══ Entries shown

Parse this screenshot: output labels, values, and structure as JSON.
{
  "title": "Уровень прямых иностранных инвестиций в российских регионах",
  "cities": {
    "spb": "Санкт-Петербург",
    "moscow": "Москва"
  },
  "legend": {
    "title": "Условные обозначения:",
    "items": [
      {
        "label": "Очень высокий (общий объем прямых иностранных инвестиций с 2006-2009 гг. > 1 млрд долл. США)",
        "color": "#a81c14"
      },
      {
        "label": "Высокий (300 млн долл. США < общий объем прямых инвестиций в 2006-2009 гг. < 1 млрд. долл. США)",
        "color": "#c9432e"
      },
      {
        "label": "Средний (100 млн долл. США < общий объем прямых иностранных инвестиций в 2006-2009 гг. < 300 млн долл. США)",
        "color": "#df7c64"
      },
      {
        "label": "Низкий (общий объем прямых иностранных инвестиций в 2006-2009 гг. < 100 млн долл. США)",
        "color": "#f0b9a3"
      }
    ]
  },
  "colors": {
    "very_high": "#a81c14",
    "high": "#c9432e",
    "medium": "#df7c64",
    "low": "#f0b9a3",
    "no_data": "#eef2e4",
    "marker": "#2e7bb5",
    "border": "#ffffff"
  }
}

════

■ **Exercise brief**: Where a line in the material contains "общий", copy that line.

■ **Solved exercise**:
        "label": "Очень высокий (общий объем прямых иностранных инвестиций с 2006-2009 гг. > 1 млрд долл. США)",
        "label": "Высокий (300 млн долл. США < общий объем прямых инвестиций в 2006-2009 гг. < 1 млрд. долл. США)",
        "label": "Средний (100 млн долл. США < общий объем прямых иностранных инвестиций в 2006-2009 гг. < 300 млн долл. США)",
        "label": "Низкий (общий объем прямых иностранных инвестиций в 2006-2009 гг. < 100 млн долл. США)",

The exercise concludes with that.